- **WRITTEN REQUEST**
Show all lines holding "page".

- **INFORMATION SHOWN**
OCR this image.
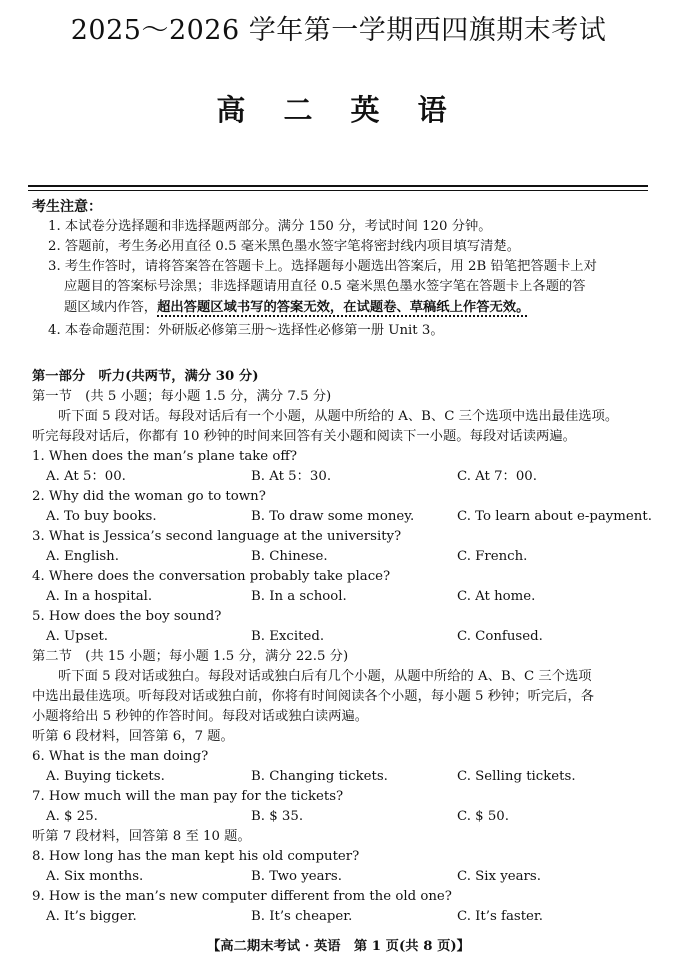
2025～2026 学年第一学期西四旗期末考试
高 二 英 语
考生注意：
1. 本试卷分选择题和非选择题两部分。满分 150 分，考试时间 120 分钟。
2. 答题前，考生务必用直径 0.5 毫米黑色墨水签字笔将密封线内项目填写清楚。
3. 考生作答时，请将答案答在答题卡上。选择题每小题选出答案后，用 2B 铅笔把答题卡上对
应题目的答案标号涂黑；非选择题请用直径 0.5 毫米黑色墨水签字笔在答题卡上各题的答
题区域内作答，超出答题区域书写的答案无效，在试题卷、草稿纸上作答无效。
4. 本卷命题范围：外研版必修第三册～选择性必修第一册 Unit 3。
第一部分　听力(共两节，满分 30 分)
第一节　(共 5 小题；每小题 1.5 分，满分 7.5 分)
听下面 5 段对话。每段对话后有一个小题，从题中所给的 A、B、C 三个选项中选出最佳选项。
听完每段对话后，你都有 10 秒钟的时间来回答有关小题和阅读下一小题。每段对话读两遍。
1. When does the man’s plane take off?
A. At 5：00.	B. At 5：30.	C. At 7：00.
2. Why did the woman go to town?
A. To buy books.	B. To draw some money.	C. To learn about e-payment.
3. What is Jessica’s second language at the university?
A. English.	B. Chinese.	C. French.
4. Where does the conversation probably take place?
A. In a hospital.	B. In a school.	C. At home.
5. How does the boy sound?
A. Upset.	B. Excited.	C. Confused.
第二节　(共 15 小题；每小题 1.5 分，满分 22.5 分)
听下面 5 段对话或独白。每段对话或独白后有几个小题，从题中所给的 A、B、C 三个选项
中选出最佳选项。听每段对话或独白前，你将有时间阅读各个小题，每小题 5 秒钟；听完后，各
小题将给出 5 秒钟的作答时间。每段对话或独白读两遍。
听第 6 段材料，回答第 6，7 题。
6. What is the man doing?
A. Buying tickets.	B. Changing tickets.	C. Selling tickets.
7. How much will the man pay for the tickets?
A. $ 25.	B. $ 35.	C. $ 50.
听第 7 段材料，回答第 8 至 10 题。
8. How long has the man kept his old computer?
A. Six months.	B. Two years.	C. Six years.
9. How is the man’s new computer different from the old one?
A. It’s bigger.	B. It’s cheaper.	C. It’s faster.
【高二期末考试 · 英语　第 1 页(共 8 页)】
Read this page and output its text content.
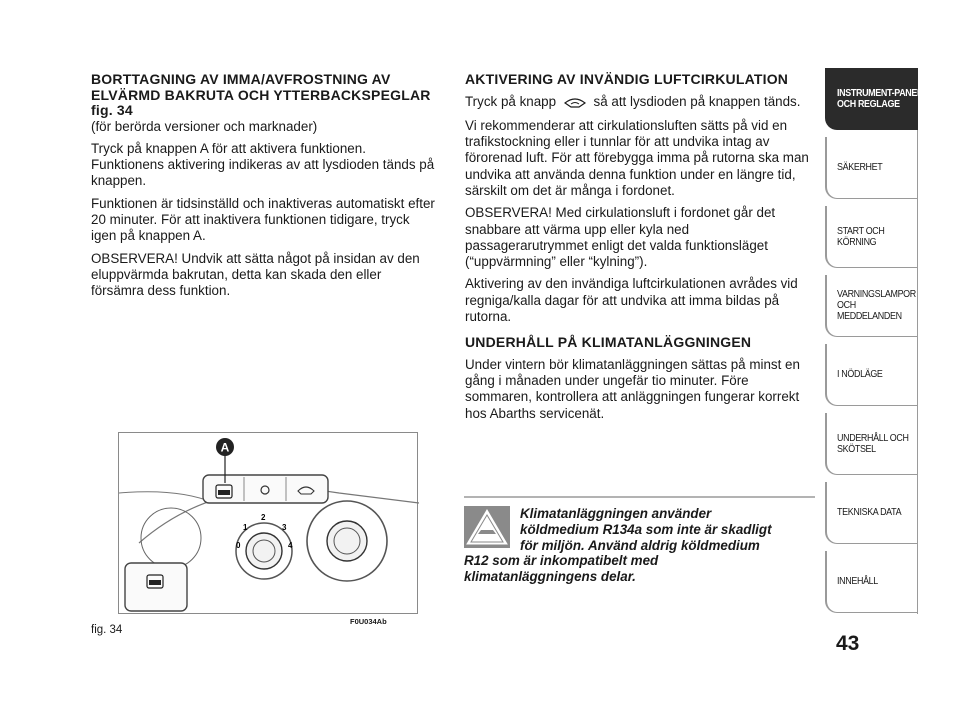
BORTTAGNING AV IMMA/AVFROSTNING AV ELVÄRMD BAKRUTA OCH YTTERBACKSPEGLAR fig. 34

(för berörda versioner och marknader)

Tryck på knappen A för att aktivera funktionen. Funktionens aktivering indikeras av att lysdioden tänds på knappen.

Funktionen är tidsinställd och inaktiveras automatiskt efter 20 minuter. För att inaktivera funktionen tidigare, tryck igen på knappen A.

OBSERVERA! Undvik att sätta något på insidan av den eluppvärmda bakrutan, detta kan skada den eller försämra dess funktion.

AKTIVERING AV INVÄNDIG LUFTCIRKULATION

Tryck på knapp	så att lysdioden på knappen tänds.

Vi rekommenderar att cirkulationsluften sätts på vid en trafikstockning eller i tunnlar för att undvika intag av förorenad luft. För att förebygga imma på rutorna ska man undvika att använda denna funktion under en längre tid, särskilt om det är många i fordonet.

OBSERVERA! Med cirkulationsluft i fordonet går det snabbare att värma upp eller kyla ned passagerarutrymmet enligt det valda funktionsläget (“uppvärmning” eller “kylning”).

Aktivering av den invändiga luftcirkulationen avrådes vid regniga/kalla dagar för att undvika att imma bildas på rutorna.

UNDERHÅLL PÅ KLIMATANLÄGGNINGEN

Under vintern bör klimatanläggningen sättas på minst en gång i månaden under ungefär tio minuter. Före sommaren, kontrollera att anläggningen fungerar korrekt hos Abarths servicenät.

A
0
1
2
3
4
fig. 34
F0U034Ab
Klimatanläggningen använder
köldmedium R134a som inte är skadligt
för miljön. Använd aldrig köldmedium
R12 som är inkompatibelt med
klimatanläggningens delar.
INSTRUMENT-PANEL OCH REGLAGE
SÄKERHET
START OCH KÖRNING
VARNINGSLAMPOR OCH MEDDELANDEN
I NÖDLÄGE
UNDERHÅLL OCH SKÖTSEL
TEKNISKA DATA
INNEHÅLL
43
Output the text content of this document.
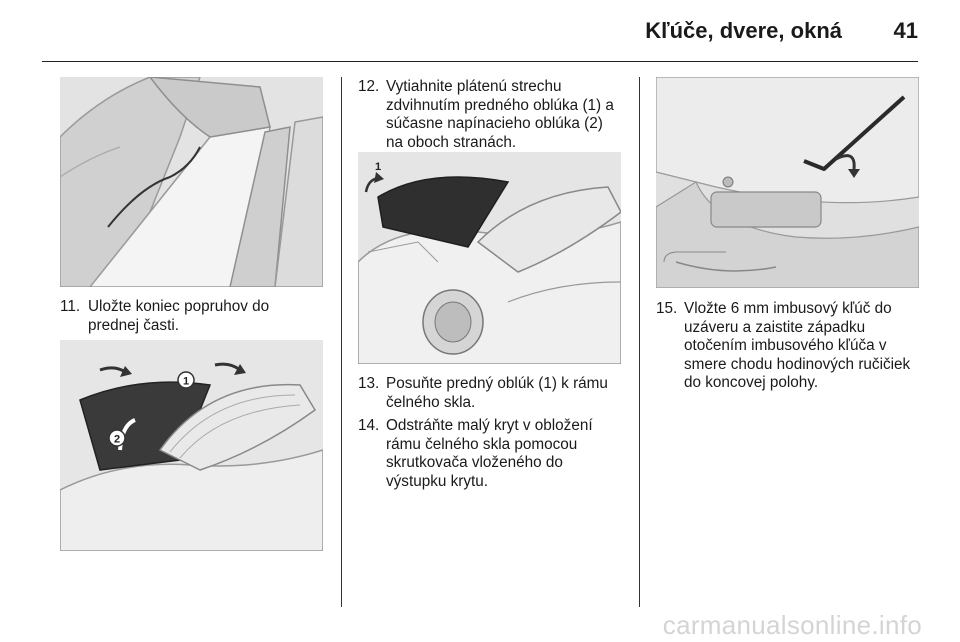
Kľúče, dvere, okná 41
11. Uložte koniec popruhov do
prednej časti.
1
2
12. Vytiahnite plátenú strechu
zdvihnutím predného oblúka (1) a
súčasne napínacieho oblúka (2)
na oboch stranách.
1
13. Posuňte predný oblúk (1) k rámu
čelného skla.
14. Odstráňte malý kryt v obložení
rámu čelného skla pomocou
skrutkovača vloženého do
výstupku krytu.
15. Vložte 6 mm imbusový kľúč do
uzáveru a zaistite západku
otočením imbusového kľúča v
smere chodu hodinových ručičiek
do koncovej polohy.
carmanualsonline.info
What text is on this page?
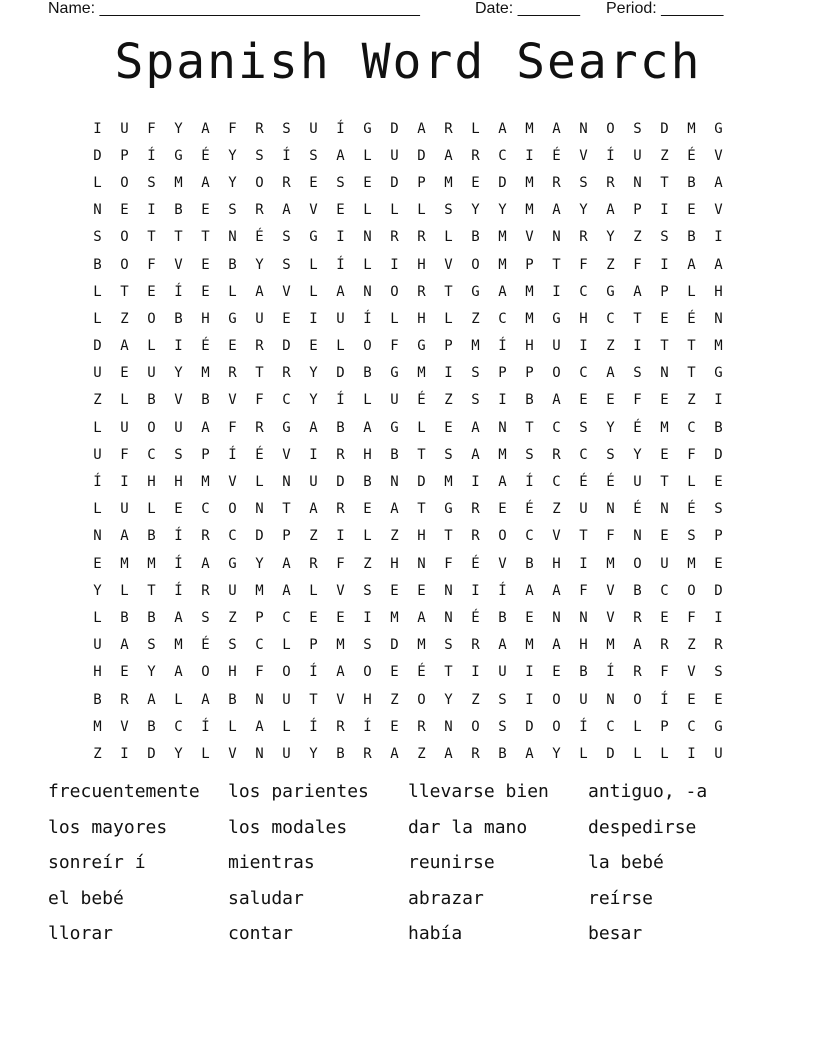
Name: ____________________________________

	Date: _______

Period: _______

Spanish Word Search
I	U	F	Y	A	F	R	S	U	Í	G	D	A	R	L	A	M	A	N	O	S	D	M	G
D	P	Í	G	É	Y	S	Í	S	A	L	U	D	A	R	C	I	É	V	Í	U	Z	É	V
L	O	S	M	A	Y	O	R	E	S	E	D	P	M	E	D	M	R	S	R	N	T	B	A
N	E	I	B	E	S	R	A	V	E	L	L	L	S	Y	Y	M	A	Y	A	P	I	E	V
S	O	T	T	T	N	É	S	G	I	N	R	R	L	B	M	V	N	R	Y	Z	S	B	I
B	O	F	V	E	B	Y	S	L	Í	L	I	H	V	O	M	P	T	F	Z	F	I	A	A
L	T	E	Í	E	L	A	V	L	A	N	O	R	T	G	A	M	I	C	G	A	P	L	H
L	Z	O	B	H	G	U	E	I	U	Í	L	H	L	Z	C	M	G	H	C	T	E	É	N
D	A	L	I	É	E	R	D	E	L	O	F	G	P	M	Í	H	U	I	Z	I	T	T	M
U	E	U	Y	M	R	T	R	Y	D	B	G	M	I	S	P	P	O	C	A	S	N	T	G
Z	L	B	V	B	V	F	C	Y	Í	L	U	É	Z	S	I	B	A	E	E	F	E	Z	I
L	U	O	U	A	F	R	G	A	B	A	G	L	E	A	N	T	C	S	Y	É	M	C	B
U	F	C	S	P	Í	É	V	I	R	H	B	T	S	A	M	S	R	C	S	Y	E	F	D
Í	I	H	H	M	V	L	N	U	D	B	N	D	M	I	A	Í	C	É	É	U	T	L	E
L	U	L	E	C	O	N	T	A	R	E	A	T	G	R	E	É	Z	U	N	É	N	É	S
N	A	B	Í	R	C	D	P	Z	I	L	Z	H	T	R	O	C	V	T	F	N	E	S	P
E	M	M	Í	A	G	Y	A	R	F	Z	H	N	F	É	V	B	H	I	M	O	U	M	E
Y	L	T	Í	R	U	M	A	L	V	S	E	E	N	I	Í	A	A	F	V	B	C	O	D
L	B	B	A	S	Z	P	C	E	E	I	M	A	N	É	B	E	N	N	V	R	E	F	I
U	A	S	M	É	S	C	L	P	M	S	D	M	S	R	A	M	A	H	M	A	R	Z	R
H	E	Y	A	O	H	F	O	Í	A	O	E	É	T	I	U	I	E	B	Í	R	F	V	S
B	R	A	L	A	B	N	U	T	V	H	Z	O	Y	Z	S	I	O	U	N	O	Í	E	E
M	V	B	C	Í	L	A	L	Í	R	Í	E	R	N	O	S	D	O	Í	C	L	P	C	G
Z	I	D	Y	L	V	N	U	Y	B	R	A	Z	A	R	B	A	Y	L	D	L	L	I	U
frecuentemente	los parientes	llevarse bien	antiguo, -a
los mayores	los modales	dar la mano	despedirse
sonreír í	mientras	reunirse	la bebé
el bebé	saludar	abrazar	reírse
llorar	contar	había	besar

- **FINISHED ANSWER**
Read this page and output its text content.
What text is on this page?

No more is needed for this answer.